> [Task description]: Tell how many lines in the data below include the word "minmax". The answer is the number only.

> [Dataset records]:
(begin)

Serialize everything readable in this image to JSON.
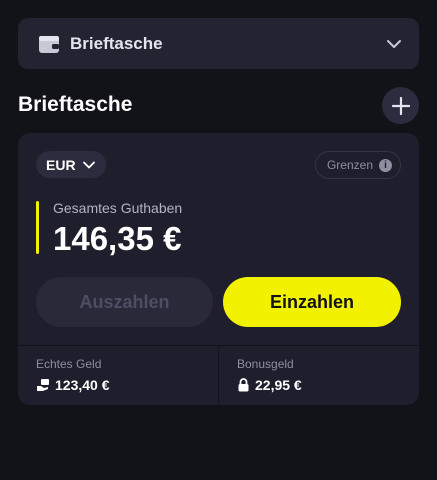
{
  "wallet_select": {
    "label": "Brieftasche"
  },
  "section": {
    "title": "Brieftasche"
  },
  "card": {
    "currency": "EUR",
    "limits_label": "Grenzen",
    "balance_label": "Gesamtes Guthaben",
    "balance_value": "146,35 €",
    "withdraw_label": "Auszahlen",
    "deposit_label": "Einzahlen",
    "real_money_label": "Echtes Geld",
    "real_money_value": "123,40 €",
    "bonus_label": "Bonusgeld",
    "bonus_value": "22,95 €"
  },
  "colors": {
    "accent": "#f2f200",
    "background": "#121219",
    "card": "#1e1e2c"
  },
  "icons": [
    "wallet-icon",
    "chevron-down-icon",
    "plus-icon",
    "info-icon",
    "cash-hand-icon",
    "lock-icon"
  ]
}
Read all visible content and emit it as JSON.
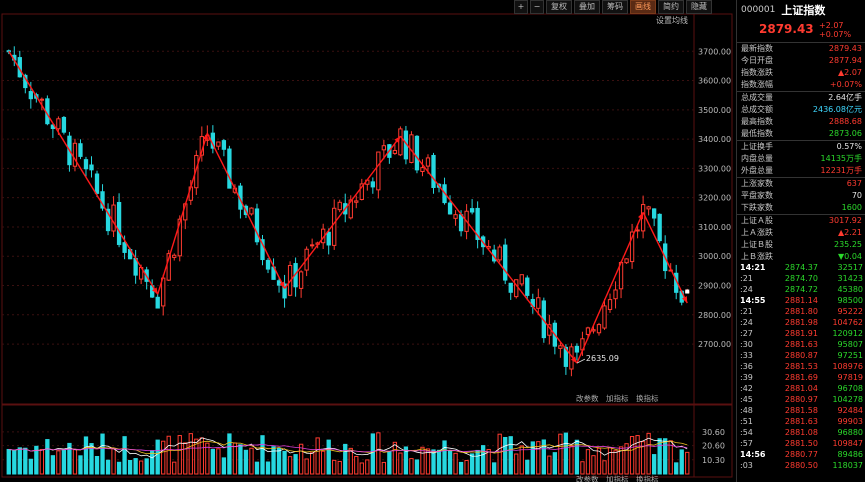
{
  "toolbar": {
    "items": [
      "+",
      "−",
      "复权",
      "叠加",
      "筹码",
      "画线",
      "简约",
      "隐藏"
    ],
    "active": "画线",
    "ma_setting": "设置均线"
  },
  "sub_labels": {
    "main_right": [
      "改参数",
      "加指标",
      "换指标"
    ],
    "vol_right": [
      "改参数",
      "加指标",
      "换指标"
    ]
  },
  "colors": {
    "up": "#ff3b30",
    "down": "#27d8e0",
    "zigzag": "#ff1a1a",
    "grid": "#3a1010"
  },
  "header": {
    "code": "000001",
    "name": "上证指数",
    "price": "2879.43",
    "change": "+2.07",
    "change_pct": "+0.07%"
  },
  "stats": [
    {
      "label": "最新指数",
      "value": "2879.43",
      "color": "red"
    },
    {
      "label": "今日开盘",
      "value": "2877.94",
      "color": "red"
    },
    {
      "label": "指数涨跌",
      "value": "▲2.07",
      "color": "red"
    },
    {
      "label": "指数涨幅",
      "value": "+0.07%",
      "color": "red"
    },
    {
      "label": "总成交量",
      "value": "2.64亿手",
      "color": "white"
    },
    {
      "label": "总成交额",
      "value": "2436.08亿元",
      "color": "cyan"
    },
    {
      "label": "最高指数",
      "value": "2888.68",
      "color": "red"
    },
    {
      "label": "最低指数",
      "value": "2873.06",
      "color": "green"
    },
    {
      "label": "上证换手",
      "value": "0.57%",
      "color": "white"
    },
    {
      "label": "内盘总量",
      "value": "14135万手",
      "color": "green"
    },
    {
      "label": "外盘总量",
      "value": "12231万手",
      "color": "red"
    },
    {
      "label": "上涨家数",
      "value": "637",
      "color": "red"
    },
    {
      "label": "平盘家数",
      "value": "70",
      "color": "white"
    },
    {
      "label": "下跌家数",
      "value": "1600",
      "color": "green"
    },
    {
      "label": "上证Ａ股",
      "value": "3017.92",
      "color": "red"
    },
    {
      "label": "上Ａ涨跌",
      "value": "▲2.21",
      "color": "red"
    },
    {
      "label": "上证Ｂ股",
      "value": "235.25",
      "color": "green"
    },
    {
      "label": "上Ｂ涨跌",
      "value": "▼0.04",
      "color": "green"
    }
  ],
  "ticks": [
    {
      "time": "14:21",
      "price": "2874.37",
      "vol": "32517",
      "pc": "green",
      "vc": "green"
    },
    {
      "time": ":21",
      "price": "2874.70",
      "vol": "31423",
      "pc": "green",
      "vc": "green"
    },
    {
      "time": ":24",
      "price": "2874.72",
      "vol": "45380",
      "pc": "green",
      "vc": "green"
    },
    {
      "time": "14:55",
      "price": "2881.14",
      "vol": "98500",
      "pc": "red",
      "vc": "green"
    },
    {
      "time": ":21",
      "price": "2881.80",
      "vol": "95222",
      "pc": "red",
      "vc": "red"
    },
    {
      "time": ":24",
      "price": "2881.98",
      "vol": "104762",
      "pc": "red",
      "vc": "red"
    },
    {
      "time": ":27",
      "price": "2881.91",
      "vol": "120912",
      "pc": "red",
      "vc": "green"
    },
    {
      "time": ":30",
      "price": "2881.63",
      "vol": "95807",
      "pc": "red",
      "vc": "green"
    },
    {
      "time": ":33",
      "price": "2880.87",
      "vol": "97251",
      "pc": "red",
      "vc": "green"
    },
    {
      "time": ":36",
      "price": "2881.53",
      "vol": "108976",
      "pc": "red",
      "vc": "red"
    },
    {
      "time": ":39",
      "price": "2881.69",
      "vol": "97819",
      "pc": "red",
      "vc": "red"
    },
    {
      "time": ":42",
      "price": "2881.04",
      "vol": "96708",
      "pc": "red",
      "vc": "green"
    },
    {
      "time": ":45",
      "price": "2880.97",
      "vol": "104278",
      "pc": "red",
      "vc": "green"
    },
    {
      "time": ":48",
      "price": "2881.58",
      "vol": "92484",
      "pc": "red",
      "vc": "red"
    },
    {
      "time": ":51",
      "price": "2881.63",
      "vol": "99903",
      "pc": "red",
      "vc": "red"
    },
    {
      "time": ":54",
      "price": "2881.08",
      "vol": "96880",
      "pc": "red",
      "vc": "green"
    },
    {
      "time": ":57",
      "price": "2881.50",
      "vol": "109847",
      "pc": "red",
      "vc": "red"
    },
    {
      "time": "14:56",
      "price": "2880.77",
      "vol": "89486",
      "pc": "red",
      "vc": "green"
    },
    {
      "time": ":03",
      "price": "2880.50",
      "vol": "118037",
      "pc": "red",
      "vc": "green"
    }
  ],
  "chart_data": {
    "type": "candlestick",
    "price_axis": {
      "ylim": [
        2550,
        3800
      ],
      "ticks": [
        2700,
        2800,
        2900,
        3000,
        3100,
        3200,
        3300,
        3400,
        3500,
        3600,
        3700
      ]
    },
    "volume_axis": {
      "ylim": [
        0,
        45
      ],
      "ticks": [
        "10.30",
        "20.60",
        "30.60"
      ]
    },
    "zigzag": [
      {
        "i": 0,
        "price": 3700
      },
      {
        "i": 27,
        "price": 2870
      },
      {
        "i": 36,
        "price": 3420
      },
      {
        "i": 50,
        "price": 2890
      },
      {
        "i": 71,
        "price": 3410
      },
      {
        "i": 103,
        "price": 2635
      },
      {
        "i": 115,
        "price": 3150
      },
      {
        "i": 123,
        "price": 2840
      }
    ],
    "low_annotation": {
      "text": "2635.09",
      "price": 2635.09,
      "i": 103
    },
    "candles": []
  }
}
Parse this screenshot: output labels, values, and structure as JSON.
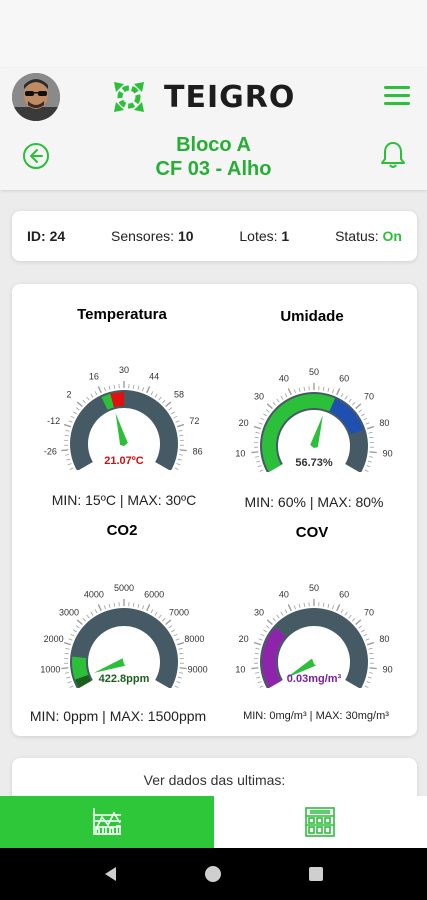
{
  "header": {
    "logo_text": "TEIGRO",
    "title_line1": "Bloco A",
    "title_line2": "CF 03 - Alho"
  },
  "info": {
    "id_label": "ID:",
    "id_value": "24",
    "sensors_label": "Sensores:",
    "sensors_value": "10",
    "lots_label": "Lotes:",
    "lots_value": "1",
    "status_label": "Status:",
    "status_value": "On"
  },
  "gauges": [
    {
      "title": "Temperatura",
      "title_color": "#cc1111",
      "value": 21.07,
      "value_label": "21.07ºC",
      "value_color": "#cc1111",
      "min": -40,
      "max": 100,
      "ticks": [
        "-40",
        "-26",
        "-12",
        "2",
        "16",
        "30",
        "44",
        "58",
        "72",
        "86",
        "100"
      ],
      "green_range": [
        15,
        30
      ],
      "accent_range": [
        21.07,
        30
      ],
      "accent_color": "#e01010",
      "minmax": "MIN: 15ºC | MAX: 30ºC"
    },
    {
      "title": "Umidade",
      "title_color": "#1b3fa0",
      "value": 56.73,
      "value_label": "56.73%",
      "value_color": "#333333",
      "min": 0,
      "max": 100,
      "ticks": [
        "0",
        "10",
        "20",
        "30",
        "40",
        "50",
        "60",
        "70",
        "80",
        "90",
        "100"
      ],
      "green_range": [
        0,
        60
      ],
      "accent_range": [
        60,
        80
      ],
      "accent_color": "#1f4fb0",
      "minmax": "MIN: 60% | MAX: 80%"
    },
    {
      "title": "CO2",
      "title_color": "#1b5e20",
      "value": 422.8,
      "value_label": "422.8ppm",
      "value_color": "#1b5e20",
      "min": 0,
      "max": 10000,
      "ticks": [
        "0",
        "1000",
        "2000",
        "3000",
        "4000",
        "5000",
        "6000",
        "7000",
        "8000",
        "9000",
        "10000"
      ],
      "green_range": [
        0,
        1500
      ],
      "accent_range": [
        0,
        422.8
      ],
      "accent_color": "#1b5e20",
      "minmax": "MIN: 0ppm | MAX: 1500ppm"
    },
    {
      "title": "COV",
      "title_color": "#7b1fa2",
      "value": 0.03,
      "value_label": "0.03mg/m³",
      "value_color": "#7b1fa2",
      "min": 0,
      "max": 100,
      "ticks": [
        "0",
        "10",
        "20",
        "30",
        "40",
        "50",
        "60",
        "70",
        "80",
        "90",
        "100"
      ],
      "green_range": [
        0,
        30
      ],
      "accent_range": [
        0,
        30
      ],
      "accent_color": "#8e24aa",
      "minmax": "MIN: 0mg/m³ | MAX: 30mg/m³"
    }
  ],
  "history": {
    "label": "Ver dados das ultimas:"
  },
  "colors": {
    "brand_green": "#2bbf3a",
    "gauge_dark": "#455a64"
  },
  "icons": {
    "back": "arrow-left-circle-icon",
    "bell": "bell-icon",
    "menu": "hamburger-menu-icon",
    "tab1": "chart-icon",
    "tab2": "warehouse-icon"
  }
}
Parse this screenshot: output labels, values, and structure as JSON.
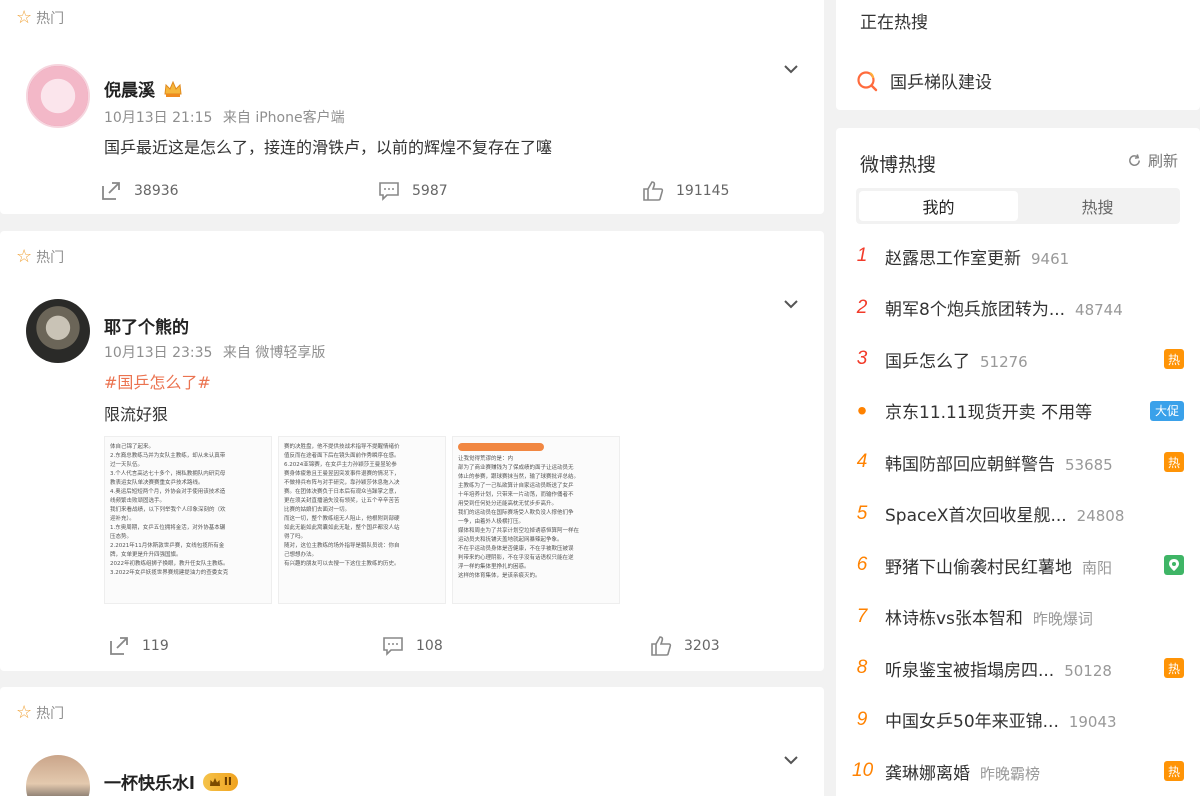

(end)

> [The completed task]: 4